= Rows from a dataset =
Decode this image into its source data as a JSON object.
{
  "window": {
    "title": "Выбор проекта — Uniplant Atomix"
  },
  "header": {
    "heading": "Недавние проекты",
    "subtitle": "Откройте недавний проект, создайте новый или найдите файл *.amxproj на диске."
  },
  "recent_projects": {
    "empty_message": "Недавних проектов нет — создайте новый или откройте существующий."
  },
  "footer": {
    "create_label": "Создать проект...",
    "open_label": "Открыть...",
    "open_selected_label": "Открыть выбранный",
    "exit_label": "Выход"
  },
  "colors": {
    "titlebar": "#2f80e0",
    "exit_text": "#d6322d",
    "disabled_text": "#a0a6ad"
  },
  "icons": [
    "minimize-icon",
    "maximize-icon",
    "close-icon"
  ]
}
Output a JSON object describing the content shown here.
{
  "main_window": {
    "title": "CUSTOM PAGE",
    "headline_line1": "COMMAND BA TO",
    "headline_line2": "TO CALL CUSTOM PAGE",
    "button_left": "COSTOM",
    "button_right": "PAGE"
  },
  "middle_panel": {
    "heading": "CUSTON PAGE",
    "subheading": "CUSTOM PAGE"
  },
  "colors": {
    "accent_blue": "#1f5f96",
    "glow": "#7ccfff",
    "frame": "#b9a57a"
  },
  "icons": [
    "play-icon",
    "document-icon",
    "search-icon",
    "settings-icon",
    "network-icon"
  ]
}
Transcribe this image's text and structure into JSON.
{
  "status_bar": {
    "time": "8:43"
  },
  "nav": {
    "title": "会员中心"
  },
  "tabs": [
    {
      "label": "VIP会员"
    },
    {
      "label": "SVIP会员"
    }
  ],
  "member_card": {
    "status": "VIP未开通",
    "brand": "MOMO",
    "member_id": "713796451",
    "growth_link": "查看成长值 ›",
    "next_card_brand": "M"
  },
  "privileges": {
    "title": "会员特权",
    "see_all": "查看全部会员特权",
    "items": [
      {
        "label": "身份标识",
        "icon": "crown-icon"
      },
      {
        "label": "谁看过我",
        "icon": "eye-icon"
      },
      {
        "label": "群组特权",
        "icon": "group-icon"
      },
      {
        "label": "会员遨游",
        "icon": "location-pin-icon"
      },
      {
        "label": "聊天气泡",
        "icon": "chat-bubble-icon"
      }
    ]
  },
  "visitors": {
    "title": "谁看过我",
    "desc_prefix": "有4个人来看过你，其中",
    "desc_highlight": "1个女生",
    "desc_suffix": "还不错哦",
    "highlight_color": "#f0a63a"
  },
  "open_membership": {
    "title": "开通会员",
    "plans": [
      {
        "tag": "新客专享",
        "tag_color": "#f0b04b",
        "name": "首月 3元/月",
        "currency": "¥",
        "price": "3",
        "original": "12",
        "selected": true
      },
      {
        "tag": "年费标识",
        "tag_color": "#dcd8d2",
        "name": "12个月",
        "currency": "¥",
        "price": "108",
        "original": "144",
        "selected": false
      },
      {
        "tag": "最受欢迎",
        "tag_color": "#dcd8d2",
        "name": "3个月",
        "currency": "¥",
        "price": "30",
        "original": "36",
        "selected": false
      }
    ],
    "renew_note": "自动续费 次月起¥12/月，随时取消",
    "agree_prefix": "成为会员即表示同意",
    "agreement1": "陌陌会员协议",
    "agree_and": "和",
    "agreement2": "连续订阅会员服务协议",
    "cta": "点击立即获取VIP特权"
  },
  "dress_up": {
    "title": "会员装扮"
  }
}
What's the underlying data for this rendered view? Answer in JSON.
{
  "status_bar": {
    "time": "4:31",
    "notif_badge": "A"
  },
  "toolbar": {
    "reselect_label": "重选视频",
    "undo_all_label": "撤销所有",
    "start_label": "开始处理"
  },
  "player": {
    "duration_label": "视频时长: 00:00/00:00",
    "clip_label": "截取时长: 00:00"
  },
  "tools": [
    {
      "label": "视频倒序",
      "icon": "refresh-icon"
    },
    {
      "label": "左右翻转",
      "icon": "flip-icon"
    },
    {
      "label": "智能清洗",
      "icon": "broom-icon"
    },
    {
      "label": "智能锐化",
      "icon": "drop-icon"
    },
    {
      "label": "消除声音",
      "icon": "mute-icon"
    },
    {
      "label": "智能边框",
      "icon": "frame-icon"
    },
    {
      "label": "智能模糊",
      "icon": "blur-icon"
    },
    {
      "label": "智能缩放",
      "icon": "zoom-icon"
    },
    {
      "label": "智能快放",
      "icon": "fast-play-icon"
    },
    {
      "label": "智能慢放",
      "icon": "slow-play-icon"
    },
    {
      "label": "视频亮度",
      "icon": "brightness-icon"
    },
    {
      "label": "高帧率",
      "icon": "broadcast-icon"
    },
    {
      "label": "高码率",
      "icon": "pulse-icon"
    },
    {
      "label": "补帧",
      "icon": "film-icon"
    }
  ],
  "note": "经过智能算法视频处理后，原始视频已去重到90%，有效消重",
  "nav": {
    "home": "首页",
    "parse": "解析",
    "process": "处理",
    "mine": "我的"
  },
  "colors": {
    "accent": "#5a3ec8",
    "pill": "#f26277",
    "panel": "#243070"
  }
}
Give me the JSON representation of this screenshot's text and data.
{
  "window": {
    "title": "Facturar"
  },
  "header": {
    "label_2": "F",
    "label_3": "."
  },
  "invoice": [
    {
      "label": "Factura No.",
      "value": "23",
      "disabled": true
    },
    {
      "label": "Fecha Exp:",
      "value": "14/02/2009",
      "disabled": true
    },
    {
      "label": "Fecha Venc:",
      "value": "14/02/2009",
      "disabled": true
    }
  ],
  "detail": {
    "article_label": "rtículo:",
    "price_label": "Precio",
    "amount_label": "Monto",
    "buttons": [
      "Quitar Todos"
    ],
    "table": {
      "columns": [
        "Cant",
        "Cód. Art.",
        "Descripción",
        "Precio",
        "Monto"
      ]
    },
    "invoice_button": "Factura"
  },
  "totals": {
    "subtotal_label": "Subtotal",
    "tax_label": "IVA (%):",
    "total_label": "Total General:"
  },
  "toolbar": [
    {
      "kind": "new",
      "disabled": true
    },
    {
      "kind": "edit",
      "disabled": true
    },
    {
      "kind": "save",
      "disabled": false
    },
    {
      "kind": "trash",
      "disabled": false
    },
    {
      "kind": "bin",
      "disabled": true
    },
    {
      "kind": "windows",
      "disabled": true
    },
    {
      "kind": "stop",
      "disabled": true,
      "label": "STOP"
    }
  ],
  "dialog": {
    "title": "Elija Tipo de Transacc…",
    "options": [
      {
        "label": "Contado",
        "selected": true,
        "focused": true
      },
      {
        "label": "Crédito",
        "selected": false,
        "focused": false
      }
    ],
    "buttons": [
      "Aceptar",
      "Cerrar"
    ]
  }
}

= What is asked =
Exactly as written above, please repeat the entries.

= Task answer =
Decode this image into its source data as a JSON object.
{
  "window": {
    "title": "Выбор проекта — Uniplant Atomix"
  },
  "header": {
    "heading": "Недавние проекты",
    "subtitle": "Откройте недавний проект, создайте новый или найдите файл *.amxproj на диске."
  },
  "recent_projects": {
    "empty_message": "Недавних проектов нет — создайте новый или откройте существующий."
  },
  "footer": {
    "create_label": "Создать проект...",
    "open_label": "Открыть...",
    "open_selected_label": "Открыть выбранный",
    "exit_label": "Выход"
  },
  "colors": {
    "titlebar": "#2f80e0",
    "exit_text": "#d6322d",
    "disabled_text": "#a0a6ad"
  },
  "icons": [
    "minimize-icon",
    "maximize-icon",
    "close-icon"
  ]
}
Output a JSON object describing the content shown here.
{
  "main_window": {
    "title": "CUSTOM PAGE",
    "headline_line1": "COMMAND BA TO",
    "headline_line2": "TO CALL CUSTOM PAGE",
    "button_left": "COSTOM",
    "button_right": "PAGE"
  },
  "middle_panel": {
    "heading": "CUSTON PAGE",
    "subheading": "CUSTOM PAGE"
  },
  "colors": {
    "accent_blue": "#1f5f96",
    "glow": "#7ccfff",
    "frame": "#b9a57a"
  },
  "icons": [
    "play-icon",
    "document-icon",
    "search-icon",
    "settings-icon",
    "network-icon"
  ]
}
Transcribe this image's text and structure into JSON.
{
  "status_bar": {
    "time": "8:43"
  },
  "nav": {
    "title": "会员中心"
  },
  "tabs": [
    {
      "label": "VIP会员"
    },
    {
      "label": "SVIP会员"
    }
  ],
  "member_card": {
    "status": "VIP未开通",
    "brand": "MOMO",
    "member_id": "713796451",
    "growth_link": "查看成长值 ›",
    "next_card_brand": "M"
  },
  "privileges": {
    "title": "会员特权",
    "see_all": "查看全部会员特权",
    "items": [
      {
        "label": "身份标识",
        "icon": "crown-icon"
      },
      {
        "label": "谁看过我",
        "icon": "eye-icon"
      },
      {
        "label": "群组特权",
        "icon": "group-icon"
      },
      {
        "label": "会员遨游",
        "icon": "location-pin-icon"
      },
      {
        "label": "聊天气泡",
        "icon": "chat-bubble-icon"
      }
    ]
  },
  "visitors": {
    "title": "谁看过我",
    "desc_prefix": "有4个人来看过你，其中",
    "desc_highlight": "1个女生",
    "desc_suffix": "还不错哦",
    "highlight_color": "#f0a63a"
  },
  "open_membership": {
    "title": "开通会员",
    "plans": [
      {
        "tag": "新客专享",
        "tag_color": "#f0b04b",
        "name": "首月 3元/月",
        "currency": "¥",
        "price": "3",
        "original": "12",
        "selected": true
      },
      {
        "tag": "年费标识",
        "tag_color": "#dcd8d2",
        "name": "12个月",
        "currency": "¥",
        "price": "108",
        "original": "144",
        "selected": false
      },
      {
        "tag": "最受欢迎",
        "tag_color": "#dcd8d2",
        "name": "3个月",
        "currency": "¥",
        "price": "30",
        "original": "36",
        "selected": false
      }
    ],
    "renew_note": "自动续费 次月起¥12/月，随时取消",
    "agree_prefix": "成为会员即表示同意",
    "agreement1": "陌陌会员协议",
    "agree_and": "和",
    "agreement2": "连续订阅会员服务协议",
    "cta": "点击立即获取VIP特权"
  },
  "dress_up": {
    "title": "会员装扮"
  }
}
What's the underlying data for this rendered view? Answer in JSON.
{
  "status_bar": {
    "time": "4:31",
    "notif_badge": "A"
  },
  "toolbar": {
    "reselect_label": "重选视频",
    "undo_all_label": "撤销所有",
    "start_label": "开始处理"
  },
  "player": {
    "duration_label": "视频时长: 00:00/00:00",
    "clip_label": "截取时长: 00:00"
  },
  "tools": [
    {
      "label": "视频倒序",
      "icon": "refresh-icon"
    },
    {
      "label": "左右翻转",
      "icon": "flip-icon"
    },
    {
      "label": "智能清洗",
      "icon": "broom-icon"
    },
    {
      "label": "智能锐化",
      "icon": "drop-icon"
    },
    {
      "label": "消除声音",
      "icon": "mute-icon"
    },
    {
      "label": "智能边框",
      "icon": "frame-icon"
    },
    {
      "label": "智能模糊",
      "icon": "blur-icon"
    },
    {
      "label": "智能缩放",
      "icon": "zoom-icon"
    },
    {
      "label": "智能快放",
      "icon": "fast-play-icon"
    },
    {
      "label": "智能慢放",
      "icon": "slow-play-icon"
    },
    {
      "label": "视频亮度",
      "icon": "brightness-icon"
    },
    {
      "label": "高帧率",
      "icon": "broadcast-icon"
    },
    {
      "label": "高码率",
      "icon": "pulse-icon"
    },
    {
      "label": "补帧",
      "icon": "film-icon"
    }
  ],
  "note": "经过智能算法视频处理后，原始视频已去重到90%，有效消重",
  "nav": {
    "home": "首页",
    "parse": "解析",
    "process": "处理",
    "mine": "我的"
  },
  "colors": {
    "accent": "#5a3ec8",
    "pill": "#f26277",
    "panel": "#243070"
  }
}
Give me the JSON representation of this screenshot's text and data.
{
  "window": {
    "title": "Facturar"
  },
  "header": {
    "label_2": "F",
    "label_3": "."
  },
  "invoice": [
    {
      "label": "Factura No.",
      "value": "23",
      "disabled": true
    },
    {
      "label": "Fecha Exp:",
      "value": "14/02/2009",
      "disabled": true
    },
    {
      "label": "Fecha Venc:",
      "value": "14/02/2009",
      "disabled": true
    }
  ],
  "detail": {
    "article_label": "rtículo:",
    "price_label": "Precio",
    "amount_label": "Monto",
    "buttons": [
      "Quitar Todos"
    ],
    "table": {
      "columns": [
        "Cant",
        "Cód. Art.",
        "Descripción",
        "Precio",
        "Monto"
      ]
    },
    "invoice_button": "Factura"
  },
  "totals": {
    "subtotal_label": "Subtotal",
    "tax_label": "IVA (%):",
    "total_label": "Total General:"
  },
  "toolbar": [
    {
      "kind": "new",
      "disabled": true
    },
    {
      "kind": "edit",
      "disabled": true
    },
    {
      "kind": "save",
      "disabled": false
    },
    {
      "kind": "trash",
      "disabled": false
    },
    {
      "kind": "bin",
      "disabled": true
    },
    {
      "kind": "windows",
      "disabled": true
    },
    {
      "kind": "stop",
      "disabled": true,
      "label": "STOP"
    }
  ],
  "dialog": {
    "title": "Elija Tipo de Transacc…",
    "options": [
      {
        "label": "Contado",
        "selected": true,
        "focused": true
      },
      {
        "label": "Crédito",
        "selected": false,
        "focused": false
      }
    ],
    "buttons": [
      "Aceptar",
      "Cerrar"
    ]
  }
}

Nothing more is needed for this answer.